[What to work on]
Rewrite each line of the material below as a Markdown table with two columns, Row and Text. Number the rows in order, skip blank lines, and leave the pictures out.
▼
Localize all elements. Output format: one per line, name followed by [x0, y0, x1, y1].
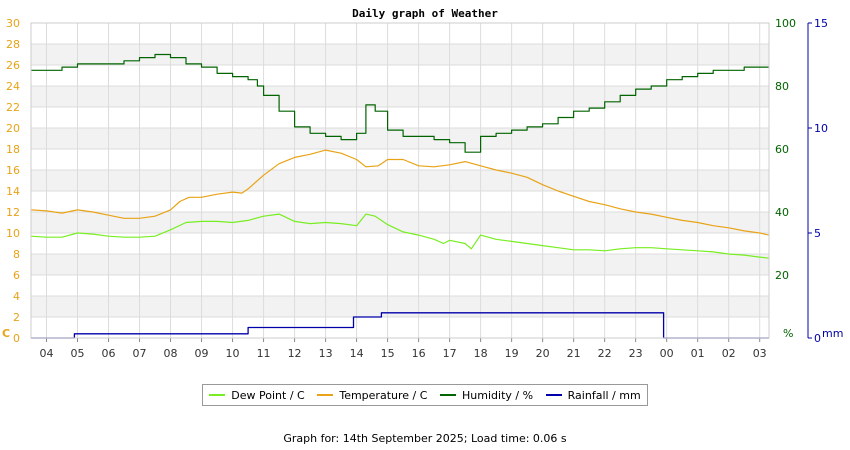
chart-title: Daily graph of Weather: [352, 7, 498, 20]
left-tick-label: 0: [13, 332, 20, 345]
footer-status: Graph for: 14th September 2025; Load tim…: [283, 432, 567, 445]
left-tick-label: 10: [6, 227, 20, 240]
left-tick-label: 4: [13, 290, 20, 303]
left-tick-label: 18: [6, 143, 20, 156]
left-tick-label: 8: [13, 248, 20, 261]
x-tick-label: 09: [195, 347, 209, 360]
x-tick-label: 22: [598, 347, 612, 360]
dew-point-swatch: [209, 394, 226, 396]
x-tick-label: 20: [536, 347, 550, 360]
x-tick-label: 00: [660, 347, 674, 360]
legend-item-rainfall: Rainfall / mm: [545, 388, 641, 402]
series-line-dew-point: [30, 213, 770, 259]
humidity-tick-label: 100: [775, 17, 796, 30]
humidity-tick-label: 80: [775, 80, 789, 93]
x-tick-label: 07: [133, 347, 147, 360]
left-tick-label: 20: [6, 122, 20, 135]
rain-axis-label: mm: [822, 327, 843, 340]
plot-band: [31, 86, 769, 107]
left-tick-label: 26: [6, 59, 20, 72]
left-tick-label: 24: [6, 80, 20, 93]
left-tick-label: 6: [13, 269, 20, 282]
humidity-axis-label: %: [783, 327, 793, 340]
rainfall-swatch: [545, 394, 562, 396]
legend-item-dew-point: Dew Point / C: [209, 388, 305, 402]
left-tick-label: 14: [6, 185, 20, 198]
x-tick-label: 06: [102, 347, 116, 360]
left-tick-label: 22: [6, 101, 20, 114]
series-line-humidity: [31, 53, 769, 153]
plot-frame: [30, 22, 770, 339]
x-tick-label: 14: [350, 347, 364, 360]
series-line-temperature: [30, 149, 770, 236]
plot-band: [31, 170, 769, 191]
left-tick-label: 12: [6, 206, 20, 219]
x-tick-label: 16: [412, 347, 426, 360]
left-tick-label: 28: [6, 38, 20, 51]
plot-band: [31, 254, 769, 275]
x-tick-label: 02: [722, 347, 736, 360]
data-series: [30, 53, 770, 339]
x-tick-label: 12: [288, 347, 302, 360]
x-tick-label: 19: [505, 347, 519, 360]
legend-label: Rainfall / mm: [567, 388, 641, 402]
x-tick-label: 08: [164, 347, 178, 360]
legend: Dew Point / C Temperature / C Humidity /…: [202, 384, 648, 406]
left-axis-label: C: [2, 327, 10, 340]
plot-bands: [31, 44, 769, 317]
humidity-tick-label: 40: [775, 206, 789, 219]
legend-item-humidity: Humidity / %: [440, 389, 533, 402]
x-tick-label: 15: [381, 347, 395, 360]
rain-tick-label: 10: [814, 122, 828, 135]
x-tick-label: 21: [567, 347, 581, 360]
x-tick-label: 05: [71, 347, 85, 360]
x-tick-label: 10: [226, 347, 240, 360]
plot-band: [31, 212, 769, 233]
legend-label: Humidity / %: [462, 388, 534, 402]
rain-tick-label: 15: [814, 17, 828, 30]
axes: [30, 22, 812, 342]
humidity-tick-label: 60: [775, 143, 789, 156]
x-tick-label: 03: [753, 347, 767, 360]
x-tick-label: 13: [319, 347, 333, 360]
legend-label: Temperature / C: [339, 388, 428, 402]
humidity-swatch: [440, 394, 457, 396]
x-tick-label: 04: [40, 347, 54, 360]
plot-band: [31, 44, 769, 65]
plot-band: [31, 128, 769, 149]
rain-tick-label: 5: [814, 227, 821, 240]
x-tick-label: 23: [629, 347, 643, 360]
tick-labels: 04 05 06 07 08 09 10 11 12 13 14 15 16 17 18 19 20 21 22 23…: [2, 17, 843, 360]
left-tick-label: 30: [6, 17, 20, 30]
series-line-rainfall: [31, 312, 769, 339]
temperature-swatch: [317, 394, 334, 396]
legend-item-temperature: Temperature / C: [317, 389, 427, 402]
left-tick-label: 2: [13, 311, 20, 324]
▲
[The result]
| Row | Text |
|---|---|
| 1 | Localize all elements. Output format: one per line, name followed by [x0, y0, x1, y1]. |
| 2 | chart-title: Daily graph of Weather: [352, 7, 498, 20] |
| 3 | left-tick-label: 0: [13, 332, 20, 345] |
| 4 | footer-status: Graph for: 14th September 2025; Load tim…: [283, 432, 567, 445] |
| 5 | left-tick-label: 10: [6, 227, 20, 240] |
| 6 | left-tick-label: 4: [13, 290, 20, 303] |
| 7 | left-tick-label: 18: [6, 143, 20, 156] |
| 8 | left-tick-label: 8: [13, 248, 20, 261] |
| 9 | x-tick-label: 09: [195, 347, 209, 360] |
| 10 | x-tick-label: 22: [598, 347, 612, 360] |
| 11 | dew-point-swatch: [209, 394, 226, 396] |
| 12 | x-tick-label: 20: [536, 347, 550, 360] |
| 13 | x-tick-label: 00: [660, 347, 674, 360] |
| 14 | legend-item-rainfall: Rainfall / mm: [545, 388, 641, 402] |
| 15 | series-line-dew-point: [30, 213, 770, 259] |
| 16 | humidity-tick-label: 100: [775, 17, 796, 30] |
| 17 | humidity-tick-label: 80: [775, 80, 789, 93] |
| 18 | x-tick-label: 07: [133, 347, 147, 360] |
| 19 | left-tick-label: 20: [6, 122, 20, 135] |
| 20 | rain-axis-label: mm: [822, 327, 843, 340] |
| 21 | plot-band: [31, 86, 769, 107] |
| 22 | left-tick-label: 26: [6, 59, 20, 72] |
| 23 | left-tick-label: 24: [6, 80, 20, 93] |
| 24 | left-tick-label: 6: [13, 269, 20, 282] |
| 25 | humidity-axis-label: %: [783, 327, 793, 340] |
| 26 | rainfall-swatch: [545, 394, 562, 396] |
| 27 | legend-item-dew-point: Dew Point / C: [209, 388, 305, 402] |
| 28 | left-tick-label: 14: [6, 185, 20, 198] |
| 29 | x-tick-label: 06: [102, 347, 116, 360] |
| 30 | left-tick-label: 22: [6, 101, 20, 114] |
| 31 | series-line-humidity: [31, 53, 769, 153] |
| 32 | plot-frame: [30, 22, 770, 339] |
| 33 | x-tick-label: 14: [350, 347, 364, 360] |
| 34 | series-line-temperature: [30, 149, 770, 236] |
| 35 | plot-band: [31, 170, 769, 191] |
| 36 | left-tick-label: 12: [6, 206, 20, 219] |
| 37 | x-tick-label: 16: [412, 347, 426, 360] |
| 38 | left-tick-label: 28: [6, 38, 20, 51] |
| 39 | plot-band: [31, 254, 769, 275] |
| 40 | x-tick-label: 02: [722, 347, 736, 360] |
| 41 | data-series: [30, 53, 770, 339] |
| 42 | x-tick-label: 12: [288, 347, 302, 360] |
| 43 | x-tick-label: 19: [505, 347, 519, 360] |
| 44 | legend-label: Rainfall / mm: [567, 388, 641, 402] |
| 45 | x-tick-label: 08: [164, 347, 178, 360] |
| 46 | legend: Dew Point / C Temperature / C Humidity /…: [202, 384, 648, 406] |
| 47 | left-axis-label: C: [2, 327, 10, 340] |
| 48 | plot-bands: [31, 44, 769, 317] |
| 49 | humidity-tick-label: 40: [775, 206, 789, 219] |
| 50 | legend-item-humidity: Humidity / %: [440, 389, 533, 402] |
| 51 | x-tick-label: 15: [381, 347, 395, 360] |
| 52 | rain-tick-label: 10: [814, 122, 828, 135] |
| 53 | x-tick-label: 21: [567, 347, 581, 360] |
| 54 | x-tick-label: 05: [71, 347, 85, 360] |
| 55 | x-tick-label: 10: [226, 347, 240, 360] |
| 56 | plot-band: [31, 212, 769, 233] |
| 57 | legend-label: Humidity / %: [462, 388, 534, 402] |
| 58 | rain-tick-label: 15: [814, 17, 828, 30] |
| 59 | axes: [30, 22, 812, 342] |
| 60 | humidity-tick-label: 60: [775, 143, 789, 156] |
| 61 | x-tick-label: 03: [753, 347, 767, 360] |
| 62 | x-tick-label: 13: [319, 347, 333, 360] |
| 63 | legend-label: Temperature / C: [339, 388, 428, 402] |
| 64 | humidity-swatch: [440, 394, 457, 396] |
| 65 | x-tick-label: 04: [40, 347, 54, 360] |
| 66 | plot-band: [31, 44, 769, 65] |
| 67 | plot-band: [31, 128, 769, 149] |
| 68 | rain-tick-label: 5: [814, 227, 821, 240] |
| 69 | x-tick-label: 23: [629, 347, 643, 360] |
| 70 | tick-labels: 04 05 06 07 08 09 10 11 12 13 14 15 16 17 18 19 20 21 22 23…: [2, 17, 843, 360] |
| 71 | left-tick-label: 30: [6, 17, 20, 30] |
| 72 | series-line-rainfall: [31, 312, 769, 339] |
| 73 | temperature-swatch: [317, 394, 334, 396] |
| 74 | legend-item-temperature: Temperature / C: [317, 389, 427, 402] |
| 75 | left-tick-label: 2: [13, 311, 20, 324] |